*** RECORDED DATA
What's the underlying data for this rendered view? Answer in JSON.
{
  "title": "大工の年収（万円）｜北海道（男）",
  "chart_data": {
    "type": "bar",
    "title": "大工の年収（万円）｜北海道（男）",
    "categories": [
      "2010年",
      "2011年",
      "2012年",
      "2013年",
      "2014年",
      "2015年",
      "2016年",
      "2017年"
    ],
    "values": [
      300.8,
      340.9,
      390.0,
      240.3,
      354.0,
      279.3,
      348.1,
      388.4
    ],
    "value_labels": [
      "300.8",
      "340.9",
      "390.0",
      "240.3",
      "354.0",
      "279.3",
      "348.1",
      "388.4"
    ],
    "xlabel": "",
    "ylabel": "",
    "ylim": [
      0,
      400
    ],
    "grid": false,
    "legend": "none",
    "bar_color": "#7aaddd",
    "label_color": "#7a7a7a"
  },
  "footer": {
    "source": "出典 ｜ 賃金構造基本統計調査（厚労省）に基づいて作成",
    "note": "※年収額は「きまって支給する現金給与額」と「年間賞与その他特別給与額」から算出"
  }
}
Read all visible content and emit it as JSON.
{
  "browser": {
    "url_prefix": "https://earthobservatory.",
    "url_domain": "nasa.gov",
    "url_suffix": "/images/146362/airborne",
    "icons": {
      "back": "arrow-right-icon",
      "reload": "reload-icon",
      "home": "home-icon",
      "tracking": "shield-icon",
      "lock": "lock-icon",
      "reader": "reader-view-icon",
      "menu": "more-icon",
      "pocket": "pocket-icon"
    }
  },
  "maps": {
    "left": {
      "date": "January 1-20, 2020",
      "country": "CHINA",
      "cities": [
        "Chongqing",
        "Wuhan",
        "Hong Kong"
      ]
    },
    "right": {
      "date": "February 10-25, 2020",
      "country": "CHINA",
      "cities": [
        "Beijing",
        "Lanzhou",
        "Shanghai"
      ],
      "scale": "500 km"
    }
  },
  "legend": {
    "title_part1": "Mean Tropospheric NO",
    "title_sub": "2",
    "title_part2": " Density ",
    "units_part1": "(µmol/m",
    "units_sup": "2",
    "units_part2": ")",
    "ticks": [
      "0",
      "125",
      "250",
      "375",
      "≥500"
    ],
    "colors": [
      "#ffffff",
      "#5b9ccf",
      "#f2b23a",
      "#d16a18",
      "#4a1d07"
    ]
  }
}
******
TASK DETAILS — Repeat the material in full, exactly as it stands.

SOLUTION BELOW —
What's the underlying data for this rendered view? Answer in JSON.
{
  "title": "大工の年収（万円）｜北海道（男）",
  "chart_data": {
    "type": "bar",
    "title": "大工の年収（万円）｜北海道（男）",
    "categories": [
      "2010年",
      "2011年",
      "2012年",
      "2013年",
      "2014年",
      "2015年",
      "2016年",
      "2017年"
    ],
    "values": [
      300.8,
      340.9,
      390.0,
      240.3,
      354.0,
      279.3,
      348.1,
      388.4
    ],
    "value_labels": [
      "300.8",
      "340.9",
      "390.0",
      "240.3",
      "354.0",
      "279.3",
      "348.1",
      "388.4"
    ],
    "xlabel": "",
    "ylabel": "",
    "ylim": [
      0,
      400
    ],
    "grid": false,
    "legend": "none",
    "bar_color": "#7aaddd",
    "label_color": "#7a7a7a"
  },
  "footer": {
    "source": "出典 ｜ 賃金構造基本統計調査（厚労省）に基づいて作成",
    "note": "※年収額は「きまって支給する現金給与額」と「年間賞与その他特別給与額」から算出"
  }
}
Read all visible content and emit it as JSON.
{
  "browser": {
    "url_prefix": "https://earthobservatory.",
    "url_domain": "nasa.gov",
    "url_suffix": "/images/146362/airborne",
    "icons": {
      "back": "arrow-right-icon",
      "reload": "reload-icon",
      "home": "home-icon",
      "tracking": "shield-icon",
      "lock": "lock-icon",
      "reader": "reader-view-icon",
      "menu": "more-icon",
      "pocket": "pocket-icon"
    }
  },
  "maps": {
    "left": {
      "date": "January 1-20, 2020",
      "country": "CHINA",
      "cities": [
        "Chongqing",
        "Wuhan",
        "Hong Kong"
      ]
    },
    "right": {
      "date": "February 10-25, 2020",
      "country": "CHINA",
      "cities": [
        "Beijing",
        "Lanzhou",
        "Shanghai"
      ],
      "scale": "500 km"
    }
  },
  "legend": {
    "title_part1": "Mean Tropospheric NO",
    "title_sub": "2",
    "title_part2": " Density ",
    "units_part1": "(µmol/m",
    "units_sup": "2",
    "units_part2": ")",
    "ticks": [
      "0",
      "125",
      "250",
      "375",
      "≥500"
    ],
    "colors": [
      "#ffffff",
      "#5b9ccf",
      "#f2b23a",
      "#d16a18",
      "#4a1d07"
    ]
  }
}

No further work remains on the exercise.